Task directions:
Extract every line that contains the word "document".

Data supplied:
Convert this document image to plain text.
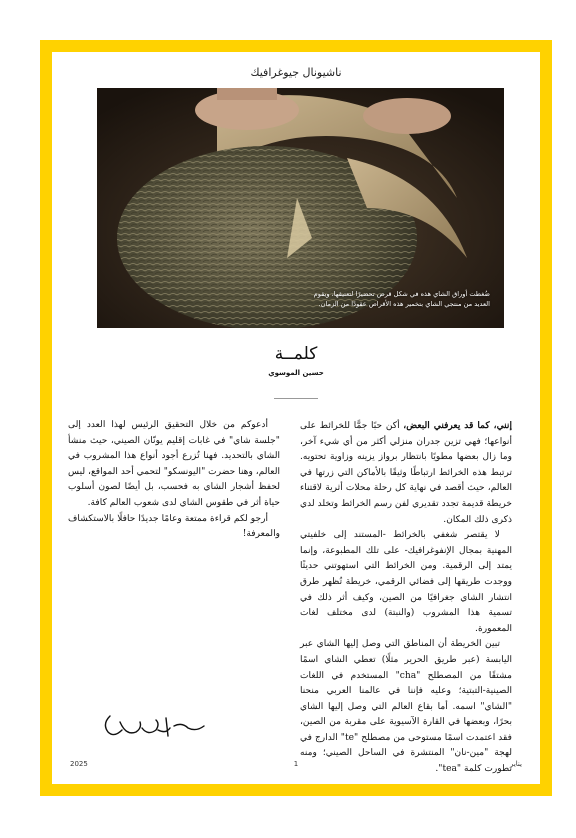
ناشيونال جيوغرافيك
ضُغطت أوراق الشاي هذه في شكل قرص تحضيرًا لتعتيقها، ويقوم العديد من منتجي الشاي بتخمير هذه الأقراص عقودًا من الزمان.
كلمــة
حسين الموسوي

إنني، كما قد يعرفني البعض، أكن حبًا جمًّا للخرائط على أنواعها؛ فهي تزين جدران منزلي أكثر من أي شيء آخر، وما زال بعضها مطويًا بانتظار برواز يزينه وزاوية تحتويه. ترتبط هذه الخرائط ارتباطًا وثيقًا بالأماكن التي زرتها في العالم، حيث أقصد في نهاية كل رحلة محلات أثرية لاقتناء خريطة قديمة تجدد تقديري لفن رسم الخرائط وتخلد لدي ذكرى ذلك المكان.

لا يقتصر شغفي بالخرائط -المستند إلى خلفيتي المهنية بمجال الإنفوغرافيك- على تلك المطبوعة، وإنما يمتد إلى الرقمية. ومن الخرائط التي استهوتني حديثًا ووجدت طريقها إلى فضائي الرقمي، خريطة تُظهر طرق انتشار الشاي جغرافيًا من الصين، وكيف أثر ذلك في تسمية هذا المشروب (والنبتة) لدى مختلف لغات المعمورة.

تبين الخريطة أن المناطق التي وصل إليها الشاي عبر اليابسة (عبر طريق الحرير مثلًا) تعطي الشاي اسمًا مشتقًا من المصطلح "cha" المستخدم في اللغات الصينية-التبتية؛ وعليه فإننا في عالمنا العربي منحنا "الشاي" اسمه. أما بقاع العالم التي وصل إليها الشاي بحرًا، وبعضها في القارة الآسيوية على مقربة من الصين، فقد اعتمدت اسمًا مستوحى من مصطلح "te" الدارج في لهجة "مين-نان" المنتشرة في الساحل الصيني؛ ومنه تطورت كلمة "tea".

أدعوكم من خلال التحقيق الرئيس لهذا العدد إلى "جلسة شاي" في غابات إقليم يونّان الصيني، حيث منشأ الشاي بالتحديد. فهنا تُزرع أجود أنواع هذا المشروب في العالم، وهنا حضرت "اليونسكو" لتحمي أحد المواقع، ليس لحفظ أشجار الشاي به فحسب، بل أيضًا لصون أسلوب حياة أثر في طقوس الشاي لدى شعوب العالم كافة.

أرجو لكم قراءة ممتعة وعامًا جديدًا حافلًا بالاستكشاف والمعرفة!

2025	1	يناير
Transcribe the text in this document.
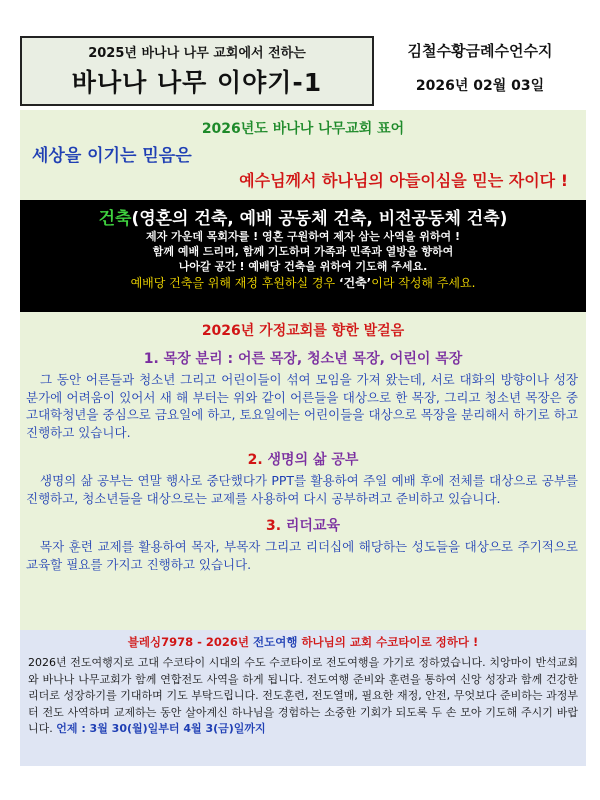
2025년 바나나 나무 교회에서 전하는
바나나 나무 이야기-1
김철수황금례수언수지
2026년 02월 03일
2026년도 바나나 나무교회 표어
세상을 이기는 믿음은
예수님께서 하나님의 아들이심을 믿는 자이다 !
건축(영혼의 건축, 예배 공동체 건축, 비전공동체 건축)
제자 가운데 목회자를 ! 영혼 구원하여 제자 삼는 사역을 위하여 !
함께 예배 드리며, 함께 기도하며 가족과 민족과 열방을 향하여
나아갈 공간 ! 예배당 건축을 위하여 기도해 주세요.
예배당 건축을 위해 재정 후원하실 경우 ‘건축’이라 작성해 주세요.
2026년 가정교회를 향한 발걸음
1. 목장 분리 : 어른 목장, 청소년 목장, 어린이 목장
그 동안 어른들과 청소년 그리고 어린이들이 섞여 모임을 가져 왔는데, 서로 대화의 방향이나 성장 분가에 어려움이 있어서 새 해 부터는 위와 같이 어른들을 대상으로 한 목장, 그리고 청소년 목장은 중고대학청년을 중심으로 금요일에 하고, 토요일에는 어린이들을 대상으로 목장을 분리해서 하기로 하고 진행하고 있습니다.
2. 생명의 삶 공부
생명의 삶 공부는 연말 행사로 중단했다가 PPT를 활용하여 주일 예배 후에 전체를 대상으로 공부를 진행하고, 청소년들을 대상으로는 교제를 사용하여 다시 공부하려고 준비하고 있습니다.
3. 리더교육
목자 훈련 교제를 활용하여 목자, 부목자 그리고 리더십에 해당하는 성도들을 대상으로 주기적으로 교육할 필요를 가지고 진행하고 있습니다.
블레싱7978 - 2026년 전도여행 하나님의 교회 수코타이로 정하다 !
2026년 전도여행지로 고대 수코타이 시대의 수도 수코타이로 전도여행을 가기로 정하였습니다. 치앙마이 반석교회와 바나나 나무교회가 함께 연합전도 사역을 하게 됩니다. 전도여행 준비와 훈련을 통하여 신앙 성장과 함께 건강한 리더로 성장하기를 기대하며 기도 부탁드립니다. 전도훈련, 전도열매, 필요한 재정, 안전, 무엇보다 준비하는 과정부터 전도 사역하며 교제하는 동안 살아계신 하나님을 경험하는 소중한 기회가 되도록 두 손 모아 기도해 주시기 바랍니다. 언제 : 3월 30(월)일부터 4월 3(금)일까지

Solution to this problem:
Convert this document image to plain text.
Transcribe the text in this document.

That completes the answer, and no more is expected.